# Task brief
Pull out every line with the word "description" from the entries below.

# Data records
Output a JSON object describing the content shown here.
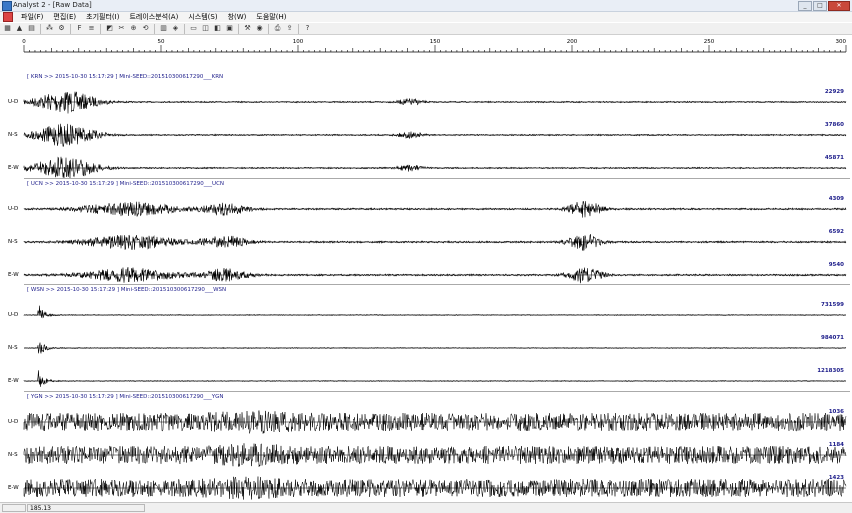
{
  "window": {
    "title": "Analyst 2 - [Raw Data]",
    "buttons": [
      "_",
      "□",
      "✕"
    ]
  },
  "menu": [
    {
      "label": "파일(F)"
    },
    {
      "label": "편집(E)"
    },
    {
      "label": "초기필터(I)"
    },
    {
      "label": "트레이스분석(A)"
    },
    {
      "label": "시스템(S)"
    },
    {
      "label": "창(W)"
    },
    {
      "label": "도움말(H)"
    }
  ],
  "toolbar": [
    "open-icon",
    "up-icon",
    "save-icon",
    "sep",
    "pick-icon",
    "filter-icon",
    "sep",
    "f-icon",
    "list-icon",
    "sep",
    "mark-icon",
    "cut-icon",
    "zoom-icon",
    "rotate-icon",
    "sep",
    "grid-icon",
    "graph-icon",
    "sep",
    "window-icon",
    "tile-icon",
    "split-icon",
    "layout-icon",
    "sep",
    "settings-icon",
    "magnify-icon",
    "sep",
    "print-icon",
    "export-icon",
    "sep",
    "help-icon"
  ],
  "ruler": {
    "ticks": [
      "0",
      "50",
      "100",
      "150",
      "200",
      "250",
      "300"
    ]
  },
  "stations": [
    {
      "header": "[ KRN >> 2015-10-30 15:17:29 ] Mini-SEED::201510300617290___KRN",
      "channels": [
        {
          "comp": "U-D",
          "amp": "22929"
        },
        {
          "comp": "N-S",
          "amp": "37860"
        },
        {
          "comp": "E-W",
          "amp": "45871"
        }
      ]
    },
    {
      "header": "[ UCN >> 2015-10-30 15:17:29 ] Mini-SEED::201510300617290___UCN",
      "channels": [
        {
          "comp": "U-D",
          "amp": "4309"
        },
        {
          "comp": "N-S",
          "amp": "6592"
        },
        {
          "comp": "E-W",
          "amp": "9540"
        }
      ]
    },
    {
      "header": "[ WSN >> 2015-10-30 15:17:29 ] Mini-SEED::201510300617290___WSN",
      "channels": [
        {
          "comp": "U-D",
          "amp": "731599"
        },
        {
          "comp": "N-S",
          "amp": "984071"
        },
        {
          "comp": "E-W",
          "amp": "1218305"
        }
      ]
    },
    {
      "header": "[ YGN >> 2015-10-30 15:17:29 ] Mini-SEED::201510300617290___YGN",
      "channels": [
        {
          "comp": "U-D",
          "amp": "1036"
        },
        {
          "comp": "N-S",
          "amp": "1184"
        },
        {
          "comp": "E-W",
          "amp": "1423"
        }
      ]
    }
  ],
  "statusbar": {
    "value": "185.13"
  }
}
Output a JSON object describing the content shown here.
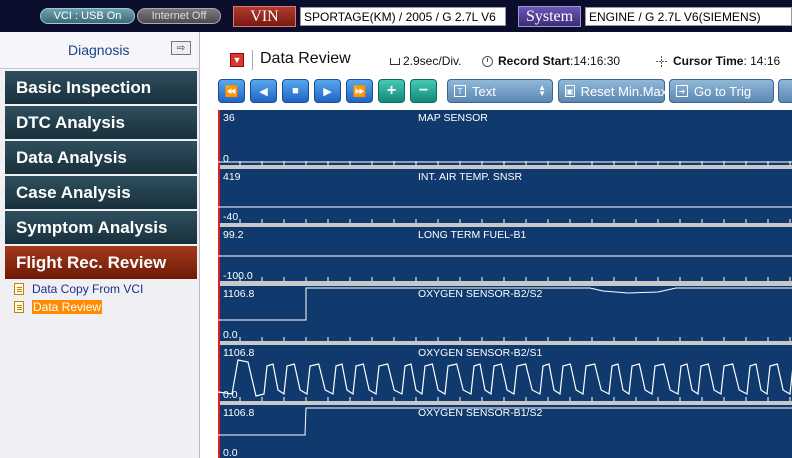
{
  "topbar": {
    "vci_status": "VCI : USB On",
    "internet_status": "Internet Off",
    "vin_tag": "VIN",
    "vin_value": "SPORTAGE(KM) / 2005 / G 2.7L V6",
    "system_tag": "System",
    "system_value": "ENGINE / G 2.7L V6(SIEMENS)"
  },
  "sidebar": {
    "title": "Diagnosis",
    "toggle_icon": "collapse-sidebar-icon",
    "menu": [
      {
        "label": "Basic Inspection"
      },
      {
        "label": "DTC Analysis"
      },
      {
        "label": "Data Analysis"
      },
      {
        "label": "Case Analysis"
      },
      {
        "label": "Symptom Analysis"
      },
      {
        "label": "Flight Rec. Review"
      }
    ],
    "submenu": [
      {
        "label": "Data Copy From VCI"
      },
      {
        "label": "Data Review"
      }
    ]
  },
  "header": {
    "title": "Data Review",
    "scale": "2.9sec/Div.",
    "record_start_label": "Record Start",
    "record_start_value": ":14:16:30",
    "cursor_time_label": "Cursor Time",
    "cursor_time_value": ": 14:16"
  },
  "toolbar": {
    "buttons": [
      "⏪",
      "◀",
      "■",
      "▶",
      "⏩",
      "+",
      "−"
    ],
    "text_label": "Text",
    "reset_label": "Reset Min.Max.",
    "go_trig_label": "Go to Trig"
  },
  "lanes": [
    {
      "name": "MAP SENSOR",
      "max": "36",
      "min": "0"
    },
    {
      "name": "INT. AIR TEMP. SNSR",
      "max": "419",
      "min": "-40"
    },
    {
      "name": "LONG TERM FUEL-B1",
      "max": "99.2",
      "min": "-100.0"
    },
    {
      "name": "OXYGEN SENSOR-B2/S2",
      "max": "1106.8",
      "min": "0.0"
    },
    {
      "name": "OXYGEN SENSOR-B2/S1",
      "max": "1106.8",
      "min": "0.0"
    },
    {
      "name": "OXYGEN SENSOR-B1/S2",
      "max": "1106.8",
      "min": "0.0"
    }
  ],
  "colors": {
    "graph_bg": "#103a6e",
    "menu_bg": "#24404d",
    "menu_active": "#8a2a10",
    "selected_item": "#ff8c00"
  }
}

--

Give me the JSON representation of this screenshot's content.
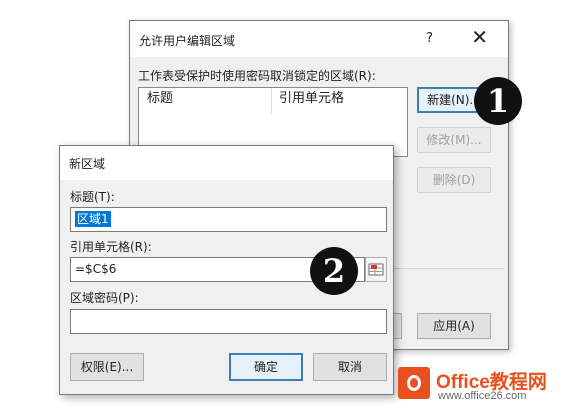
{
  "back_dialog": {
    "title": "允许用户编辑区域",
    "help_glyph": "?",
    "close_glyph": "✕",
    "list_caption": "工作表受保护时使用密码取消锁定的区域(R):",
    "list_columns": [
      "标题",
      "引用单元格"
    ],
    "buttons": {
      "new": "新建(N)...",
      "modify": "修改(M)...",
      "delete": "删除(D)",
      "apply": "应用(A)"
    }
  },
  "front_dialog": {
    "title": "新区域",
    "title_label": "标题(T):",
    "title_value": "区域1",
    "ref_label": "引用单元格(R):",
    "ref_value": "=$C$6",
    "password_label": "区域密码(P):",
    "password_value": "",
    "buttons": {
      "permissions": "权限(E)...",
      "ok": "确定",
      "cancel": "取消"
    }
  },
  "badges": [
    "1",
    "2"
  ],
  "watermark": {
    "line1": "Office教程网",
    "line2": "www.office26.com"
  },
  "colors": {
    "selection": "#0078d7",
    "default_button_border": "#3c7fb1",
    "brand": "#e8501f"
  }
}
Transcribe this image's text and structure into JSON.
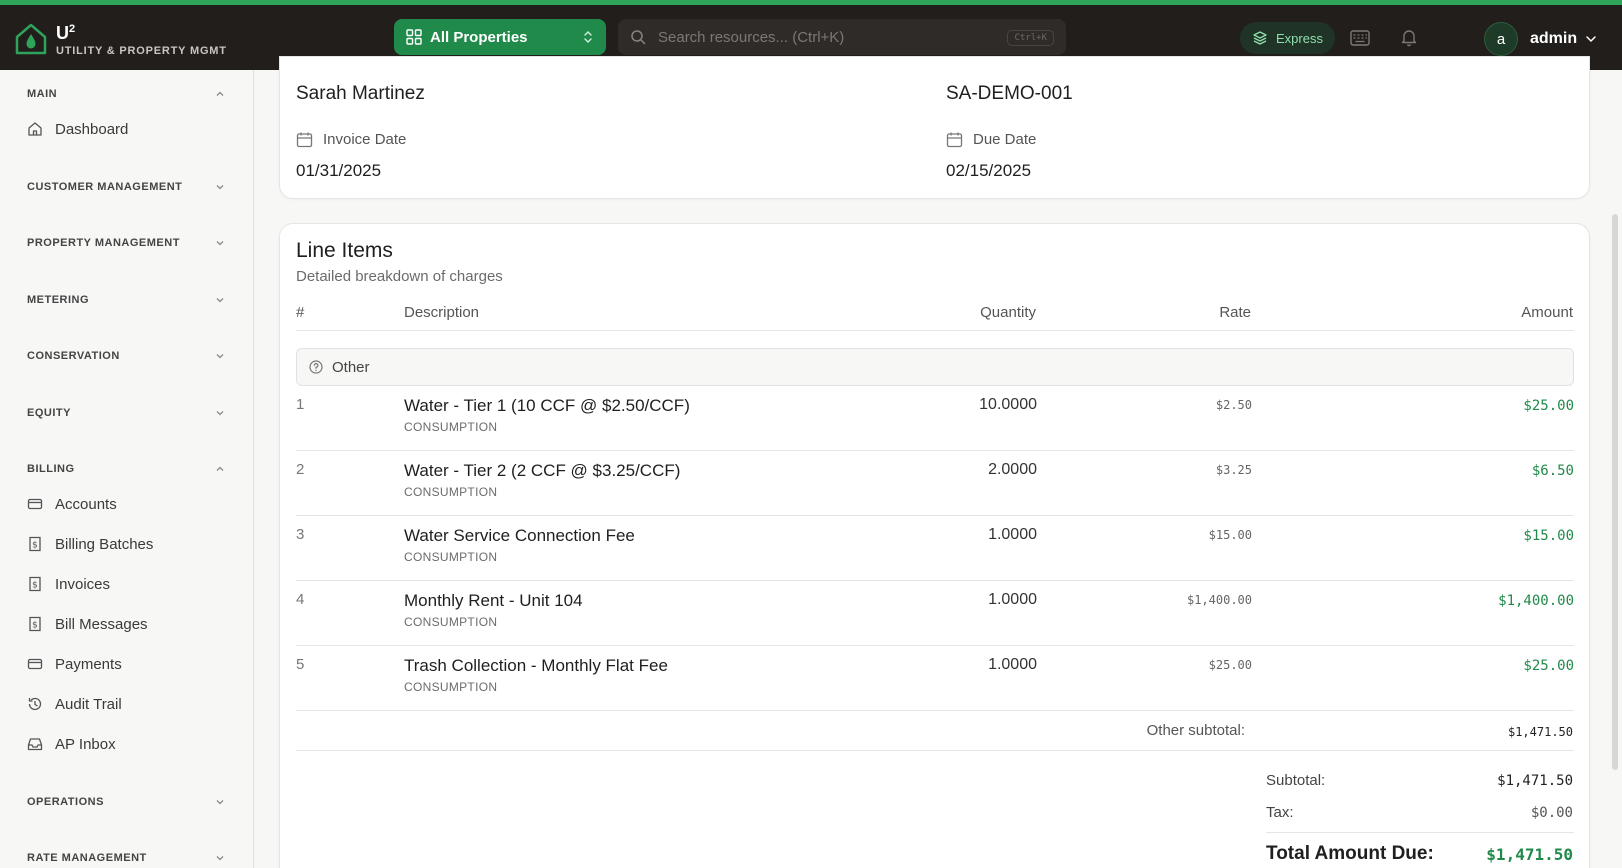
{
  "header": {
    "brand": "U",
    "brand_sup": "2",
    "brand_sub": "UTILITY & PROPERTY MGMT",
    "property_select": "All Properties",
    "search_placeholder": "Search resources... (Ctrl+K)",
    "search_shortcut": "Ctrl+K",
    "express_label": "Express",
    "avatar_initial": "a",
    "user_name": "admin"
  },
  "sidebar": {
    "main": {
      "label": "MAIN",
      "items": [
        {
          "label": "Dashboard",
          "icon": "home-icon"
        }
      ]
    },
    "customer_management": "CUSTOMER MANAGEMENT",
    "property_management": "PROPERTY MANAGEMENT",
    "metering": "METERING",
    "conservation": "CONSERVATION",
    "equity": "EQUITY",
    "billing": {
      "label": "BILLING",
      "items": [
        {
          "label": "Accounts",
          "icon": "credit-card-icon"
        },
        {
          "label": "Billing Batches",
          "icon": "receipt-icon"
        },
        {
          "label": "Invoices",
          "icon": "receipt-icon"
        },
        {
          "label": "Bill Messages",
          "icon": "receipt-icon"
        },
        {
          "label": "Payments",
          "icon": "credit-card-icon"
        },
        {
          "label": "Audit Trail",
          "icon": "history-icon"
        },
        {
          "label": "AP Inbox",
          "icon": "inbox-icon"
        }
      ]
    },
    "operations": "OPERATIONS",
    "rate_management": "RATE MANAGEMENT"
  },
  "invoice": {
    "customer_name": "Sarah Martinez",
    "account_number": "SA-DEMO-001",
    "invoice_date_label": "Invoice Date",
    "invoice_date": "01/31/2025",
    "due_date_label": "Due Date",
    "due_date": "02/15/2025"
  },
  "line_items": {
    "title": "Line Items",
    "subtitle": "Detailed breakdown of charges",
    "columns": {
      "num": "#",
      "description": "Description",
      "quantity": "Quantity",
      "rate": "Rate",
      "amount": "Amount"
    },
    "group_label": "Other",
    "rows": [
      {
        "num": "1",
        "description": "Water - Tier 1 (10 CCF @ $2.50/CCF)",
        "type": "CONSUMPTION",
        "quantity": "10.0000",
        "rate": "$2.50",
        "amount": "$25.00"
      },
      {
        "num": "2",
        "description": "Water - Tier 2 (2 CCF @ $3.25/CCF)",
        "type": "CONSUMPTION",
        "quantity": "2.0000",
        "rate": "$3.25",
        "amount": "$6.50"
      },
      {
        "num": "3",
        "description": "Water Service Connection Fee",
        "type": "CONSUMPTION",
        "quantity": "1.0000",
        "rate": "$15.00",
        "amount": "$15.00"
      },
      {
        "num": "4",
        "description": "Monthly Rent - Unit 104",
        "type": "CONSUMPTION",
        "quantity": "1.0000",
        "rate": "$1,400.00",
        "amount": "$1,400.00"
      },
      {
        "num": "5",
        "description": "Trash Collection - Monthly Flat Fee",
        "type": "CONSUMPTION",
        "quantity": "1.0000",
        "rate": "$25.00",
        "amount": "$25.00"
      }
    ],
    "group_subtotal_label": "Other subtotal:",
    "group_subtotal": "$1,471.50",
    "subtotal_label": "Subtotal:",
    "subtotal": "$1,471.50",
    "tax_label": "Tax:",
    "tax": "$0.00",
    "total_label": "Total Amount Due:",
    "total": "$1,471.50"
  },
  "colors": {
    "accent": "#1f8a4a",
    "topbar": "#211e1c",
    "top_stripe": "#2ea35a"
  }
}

# Correct response
      "description": "Description",
        "description": "Water - Tier 1 (10 CCF @ $2.50/CCF)",
        "description": "Water - Tier 2 (2 CCF @ $3.25/CCF)",
        "description": "Water Service Connection Fee",
        "description": "Monthly Rent - Unit 104",
        "description": "Trash Collection - Monthly Flat Fee",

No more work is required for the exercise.